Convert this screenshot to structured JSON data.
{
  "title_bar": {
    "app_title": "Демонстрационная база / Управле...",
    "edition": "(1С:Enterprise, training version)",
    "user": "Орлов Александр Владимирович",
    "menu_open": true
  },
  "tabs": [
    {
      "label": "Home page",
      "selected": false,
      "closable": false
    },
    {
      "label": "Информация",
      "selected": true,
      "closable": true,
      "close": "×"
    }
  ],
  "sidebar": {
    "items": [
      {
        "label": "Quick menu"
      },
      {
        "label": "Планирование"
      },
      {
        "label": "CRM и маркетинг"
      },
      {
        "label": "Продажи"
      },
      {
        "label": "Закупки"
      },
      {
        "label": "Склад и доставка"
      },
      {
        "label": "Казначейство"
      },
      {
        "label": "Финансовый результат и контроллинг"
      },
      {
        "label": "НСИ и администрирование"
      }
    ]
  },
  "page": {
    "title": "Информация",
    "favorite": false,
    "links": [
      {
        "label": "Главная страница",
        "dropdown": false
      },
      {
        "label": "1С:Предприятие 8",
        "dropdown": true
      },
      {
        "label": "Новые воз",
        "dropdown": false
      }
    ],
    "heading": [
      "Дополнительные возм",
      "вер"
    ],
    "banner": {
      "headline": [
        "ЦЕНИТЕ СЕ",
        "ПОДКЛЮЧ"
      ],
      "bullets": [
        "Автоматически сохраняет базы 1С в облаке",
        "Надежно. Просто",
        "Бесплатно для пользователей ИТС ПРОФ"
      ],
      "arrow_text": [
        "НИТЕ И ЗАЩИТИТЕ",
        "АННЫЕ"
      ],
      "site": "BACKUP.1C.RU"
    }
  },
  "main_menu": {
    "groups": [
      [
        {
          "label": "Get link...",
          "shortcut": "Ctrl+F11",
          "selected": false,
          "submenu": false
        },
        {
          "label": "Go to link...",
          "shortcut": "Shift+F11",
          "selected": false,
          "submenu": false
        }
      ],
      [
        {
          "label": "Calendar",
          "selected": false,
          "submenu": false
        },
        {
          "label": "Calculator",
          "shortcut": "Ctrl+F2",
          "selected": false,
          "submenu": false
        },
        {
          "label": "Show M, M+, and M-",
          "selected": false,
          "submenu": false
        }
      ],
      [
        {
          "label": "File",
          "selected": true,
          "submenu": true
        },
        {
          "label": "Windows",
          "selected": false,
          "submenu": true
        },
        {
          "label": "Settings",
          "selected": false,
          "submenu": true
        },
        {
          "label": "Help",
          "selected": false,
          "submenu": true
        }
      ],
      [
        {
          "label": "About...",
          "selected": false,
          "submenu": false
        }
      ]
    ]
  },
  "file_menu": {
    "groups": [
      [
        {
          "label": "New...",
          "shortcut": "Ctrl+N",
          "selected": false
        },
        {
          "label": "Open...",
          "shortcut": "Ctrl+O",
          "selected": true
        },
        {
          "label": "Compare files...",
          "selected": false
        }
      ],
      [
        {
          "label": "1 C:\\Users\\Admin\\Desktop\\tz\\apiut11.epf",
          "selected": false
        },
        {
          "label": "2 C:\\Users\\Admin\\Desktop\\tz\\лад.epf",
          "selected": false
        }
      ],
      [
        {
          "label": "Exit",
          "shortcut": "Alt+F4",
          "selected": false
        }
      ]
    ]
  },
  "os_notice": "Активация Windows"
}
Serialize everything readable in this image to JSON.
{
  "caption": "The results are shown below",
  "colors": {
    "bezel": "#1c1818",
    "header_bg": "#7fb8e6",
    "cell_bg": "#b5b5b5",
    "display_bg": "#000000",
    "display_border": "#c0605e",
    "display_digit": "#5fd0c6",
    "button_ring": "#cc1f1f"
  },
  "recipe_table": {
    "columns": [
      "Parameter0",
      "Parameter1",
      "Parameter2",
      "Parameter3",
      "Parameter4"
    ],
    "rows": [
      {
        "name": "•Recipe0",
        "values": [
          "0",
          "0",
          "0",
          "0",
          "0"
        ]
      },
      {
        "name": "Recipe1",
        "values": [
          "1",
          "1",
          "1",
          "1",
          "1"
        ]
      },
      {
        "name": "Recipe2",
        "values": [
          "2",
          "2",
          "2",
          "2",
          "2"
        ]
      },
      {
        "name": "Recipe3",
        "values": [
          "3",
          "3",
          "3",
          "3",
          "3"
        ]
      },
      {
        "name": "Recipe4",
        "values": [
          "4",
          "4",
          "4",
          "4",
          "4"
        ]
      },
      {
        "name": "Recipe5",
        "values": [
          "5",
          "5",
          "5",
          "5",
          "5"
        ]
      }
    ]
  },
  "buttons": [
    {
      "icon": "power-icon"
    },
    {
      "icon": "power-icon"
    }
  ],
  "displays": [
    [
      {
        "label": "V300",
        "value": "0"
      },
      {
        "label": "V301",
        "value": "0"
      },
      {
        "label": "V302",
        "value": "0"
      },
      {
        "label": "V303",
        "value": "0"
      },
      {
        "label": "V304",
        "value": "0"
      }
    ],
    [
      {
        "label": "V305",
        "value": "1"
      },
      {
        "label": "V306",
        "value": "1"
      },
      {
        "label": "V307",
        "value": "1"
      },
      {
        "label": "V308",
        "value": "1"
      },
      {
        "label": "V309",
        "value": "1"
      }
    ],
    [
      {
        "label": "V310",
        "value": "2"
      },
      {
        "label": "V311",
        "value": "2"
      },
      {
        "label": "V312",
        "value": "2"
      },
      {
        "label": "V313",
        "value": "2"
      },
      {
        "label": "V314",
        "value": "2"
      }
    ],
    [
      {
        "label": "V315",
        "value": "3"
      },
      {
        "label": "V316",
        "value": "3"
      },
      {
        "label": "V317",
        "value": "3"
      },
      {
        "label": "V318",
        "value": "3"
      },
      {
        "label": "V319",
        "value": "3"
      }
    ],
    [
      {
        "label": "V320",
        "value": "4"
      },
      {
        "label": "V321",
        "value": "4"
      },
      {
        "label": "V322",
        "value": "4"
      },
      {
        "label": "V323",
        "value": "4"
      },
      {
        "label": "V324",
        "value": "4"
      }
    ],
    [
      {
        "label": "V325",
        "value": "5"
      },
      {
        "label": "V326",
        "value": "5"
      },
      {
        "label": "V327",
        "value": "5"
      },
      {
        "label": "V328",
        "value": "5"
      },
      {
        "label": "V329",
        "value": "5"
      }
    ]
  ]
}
··········
Required work: Find every line in the listing that holds the string "Ctrl", then say how many there are as a bare number.

Finished exercise: 4